_DO THIS_
List all lines in the material below that contain "Warehouse".

_DATA SHOWN_
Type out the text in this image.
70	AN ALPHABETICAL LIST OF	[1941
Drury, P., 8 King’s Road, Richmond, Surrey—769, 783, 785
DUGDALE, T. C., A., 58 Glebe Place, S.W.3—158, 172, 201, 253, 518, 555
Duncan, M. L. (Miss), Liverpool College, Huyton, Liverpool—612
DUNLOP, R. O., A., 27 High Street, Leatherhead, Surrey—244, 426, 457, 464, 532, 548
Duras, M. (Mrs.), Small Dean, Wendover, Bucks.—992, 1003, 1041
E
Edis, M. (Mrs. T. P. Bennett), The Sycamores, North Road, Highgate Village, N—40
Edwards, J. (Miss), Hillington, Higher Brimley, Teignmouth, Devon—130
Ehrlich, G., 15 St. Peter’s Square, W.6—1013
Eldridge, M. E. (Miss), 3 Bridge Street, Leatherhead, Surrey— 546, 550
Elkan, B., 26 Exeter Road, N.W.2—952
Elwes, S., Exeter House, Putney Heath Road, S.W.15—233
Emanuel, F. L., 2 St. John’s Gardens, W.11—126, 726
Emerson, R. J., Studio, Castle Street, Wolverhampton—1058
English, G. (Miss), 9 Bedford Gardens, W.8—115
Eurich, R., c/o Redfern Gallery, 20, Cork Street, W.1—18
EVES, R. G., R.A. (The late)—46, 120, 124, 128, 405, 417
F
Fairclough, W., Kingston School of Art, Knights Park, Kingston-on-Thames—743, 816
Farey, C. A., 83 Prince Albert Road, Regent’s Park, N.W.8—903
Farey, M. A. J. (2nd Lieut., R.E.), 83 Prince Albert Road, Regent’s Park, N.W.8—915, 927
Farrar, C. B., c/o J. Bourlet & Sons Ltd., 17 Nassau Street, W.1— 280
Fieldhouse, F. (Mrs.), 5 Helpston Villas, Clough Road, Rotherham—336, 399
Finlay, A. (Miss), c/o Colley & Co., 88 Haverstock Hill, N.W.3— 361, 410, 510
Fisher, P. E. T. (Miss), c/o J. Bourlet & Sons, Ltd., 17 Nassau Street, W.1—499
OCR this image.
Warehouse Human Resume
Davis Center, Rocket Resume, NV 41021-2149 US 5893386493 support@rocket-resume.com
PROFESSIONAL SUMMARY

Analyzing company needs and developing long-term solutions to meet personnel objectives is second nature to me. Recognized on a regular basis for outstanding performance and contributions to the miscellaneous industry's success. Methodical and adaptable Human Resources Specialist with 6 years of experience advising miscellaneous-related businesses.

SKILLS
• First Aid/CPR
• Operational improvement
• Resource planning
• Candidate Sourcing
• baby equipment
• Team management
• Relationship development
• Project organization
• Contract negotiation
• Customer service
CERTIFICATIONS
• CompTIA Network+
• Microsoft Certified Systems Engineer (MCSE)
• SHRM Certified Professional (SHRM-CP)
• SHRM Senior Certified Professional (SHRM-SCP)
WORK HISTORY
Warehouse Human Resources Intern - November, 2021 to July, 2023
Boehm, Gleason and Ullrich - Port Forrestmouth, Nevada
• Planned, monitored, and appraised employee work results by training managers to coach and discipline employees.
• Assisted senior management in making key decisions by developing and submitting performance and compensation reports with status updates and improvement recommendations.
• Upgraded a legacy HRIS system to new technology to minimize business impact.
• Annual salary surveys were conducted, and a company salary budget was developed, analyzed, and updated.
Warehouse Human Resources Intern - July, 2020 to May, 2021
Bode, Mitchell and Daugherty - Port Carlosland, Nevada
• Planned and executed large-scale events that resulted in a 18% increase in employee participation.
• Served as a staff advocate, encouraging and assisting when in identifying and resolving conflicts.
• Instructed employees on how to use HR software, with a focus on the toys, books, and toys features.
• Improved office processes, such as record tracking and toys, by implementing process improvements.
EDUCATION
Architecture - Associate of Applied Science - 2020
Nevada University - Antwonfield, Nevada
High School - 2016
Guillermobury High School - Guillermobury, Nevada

_REPLY_
Warehouse Human Resume
Warehouse Human Resources Intern - November, 2021 to July, 2023
Warehouse Human Resources Intern - July, 2020 to May, 2021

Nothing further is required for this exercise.